-- start of Supplied data --

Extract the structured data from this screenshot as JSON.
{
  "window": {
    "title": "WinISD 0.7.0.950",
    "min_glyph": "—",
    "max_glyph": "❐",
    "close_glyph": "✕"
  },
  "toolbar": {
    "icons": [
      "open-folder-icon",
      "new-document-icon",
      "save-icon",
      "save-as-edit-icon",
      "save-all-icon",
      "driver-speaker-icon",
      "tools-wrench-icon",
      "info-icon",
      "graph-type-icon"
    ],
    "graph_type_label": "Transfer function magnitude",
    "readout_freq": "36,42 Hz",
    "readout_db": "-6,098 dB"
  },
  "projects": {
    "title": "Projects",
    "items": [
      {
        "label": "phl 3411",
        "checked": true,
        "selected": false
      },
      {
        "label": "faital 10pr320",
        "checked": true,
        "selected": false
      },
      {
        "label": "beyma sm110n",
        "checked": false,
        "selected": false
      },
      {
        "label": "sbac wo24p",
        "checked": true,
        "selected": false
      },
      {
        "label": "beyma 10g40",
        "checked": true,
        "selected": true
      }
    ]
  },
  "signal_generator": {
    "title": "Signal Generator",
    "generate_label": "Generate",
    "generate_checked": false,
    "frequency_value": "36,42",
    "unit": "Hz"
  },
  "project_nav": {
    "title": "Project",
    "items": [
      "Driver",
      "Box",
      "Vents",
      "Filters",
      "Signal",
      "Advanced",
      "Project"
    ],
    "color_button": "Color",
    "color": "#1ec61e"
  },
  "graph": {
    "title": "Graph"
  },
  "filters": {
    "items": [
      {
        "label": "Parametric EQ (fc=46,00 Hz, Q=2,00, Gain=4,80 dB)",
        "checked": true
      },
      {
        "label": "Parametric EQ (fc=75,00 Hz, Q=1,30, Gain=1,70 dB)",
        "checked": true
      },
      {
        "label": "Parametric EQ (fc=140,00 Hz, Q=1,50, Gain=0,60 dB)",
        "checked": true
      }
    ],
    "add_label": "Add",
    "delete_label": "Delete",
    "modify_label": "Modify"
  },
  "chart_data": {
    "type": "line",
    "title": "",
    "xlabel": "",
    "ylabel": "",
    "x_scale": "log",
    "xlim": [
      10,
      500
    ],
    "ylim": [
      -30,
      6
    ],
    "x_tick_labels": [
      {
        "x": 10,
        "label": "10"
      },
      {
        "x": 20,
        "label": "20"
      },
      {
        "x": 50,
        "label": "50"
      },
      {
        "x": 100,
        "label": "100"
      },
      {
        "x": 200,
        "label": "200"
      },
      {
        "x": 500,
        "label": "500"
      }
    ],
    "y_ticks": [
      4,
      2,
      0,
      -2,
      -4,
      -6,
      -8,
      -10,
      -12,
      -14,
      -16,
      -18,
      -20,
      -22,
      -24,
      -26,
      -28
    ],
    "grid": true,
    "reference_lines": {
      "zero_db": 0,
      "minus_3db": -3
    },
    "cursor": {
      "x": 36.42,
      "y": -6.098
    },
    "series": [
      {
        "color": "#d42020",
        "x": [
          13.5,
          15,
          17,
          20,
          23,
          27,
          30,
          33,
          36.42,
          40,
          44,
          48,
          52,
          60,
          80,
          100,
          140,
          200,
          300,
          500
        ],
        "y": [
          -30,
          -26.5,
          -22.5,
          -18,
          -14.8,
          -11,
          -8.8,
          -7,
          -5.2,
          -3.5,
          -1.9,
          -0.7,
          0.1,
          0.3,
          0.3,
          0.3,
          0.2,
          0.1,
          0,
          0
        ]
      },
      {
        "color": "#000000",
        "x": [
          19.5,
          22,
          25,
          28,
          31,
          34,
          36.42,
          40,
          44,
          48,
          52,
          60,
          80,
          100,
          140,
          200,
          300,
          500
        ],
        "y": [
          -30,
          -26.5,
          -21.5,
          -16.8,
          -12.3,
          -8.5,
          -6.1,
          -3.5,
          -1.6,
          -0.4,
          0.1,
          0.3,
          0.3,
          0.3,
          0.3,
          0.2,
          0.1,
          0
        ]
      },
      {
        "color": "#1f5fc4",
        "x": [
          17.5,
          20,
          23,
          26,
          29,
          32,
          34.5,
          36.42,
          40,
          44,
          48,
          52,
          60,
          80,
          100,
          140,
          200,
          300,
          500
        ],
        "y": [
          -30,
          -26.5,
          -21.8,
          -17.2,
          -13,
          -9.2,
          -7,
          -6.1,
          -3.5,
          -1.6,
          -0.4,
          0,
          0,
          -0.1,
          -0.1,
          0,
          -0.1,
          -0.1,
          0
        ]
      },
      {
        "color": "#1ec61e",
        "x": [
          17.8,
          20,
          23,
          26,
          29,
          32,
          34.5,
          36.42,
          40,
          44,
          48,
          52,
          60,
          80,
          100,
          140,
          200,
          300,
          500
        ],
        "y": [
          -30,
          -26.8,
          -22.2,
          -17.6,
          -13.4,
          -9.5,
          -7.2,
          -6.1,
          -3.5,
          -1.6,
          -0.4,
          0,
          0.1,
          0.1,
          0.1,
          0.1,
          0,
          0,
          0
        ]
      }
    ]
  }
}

-- end of Supplied data --

| Description of the task |
Pick out lines containing the word "Parametric", each one as written.

| Solution for this exercise |
        "label": "Parametric EQ (fc=46,00 Hz, Q=2,00, Gain=4,80 dB)",
        "label": "Parametric EQ (fc=75,00 Hz, Q=1,30, Gain=1,70 dB)",
        "label": "Parametric EQ (fc=140,00 Hz, Q=1,50, Gain=0,60 dB)",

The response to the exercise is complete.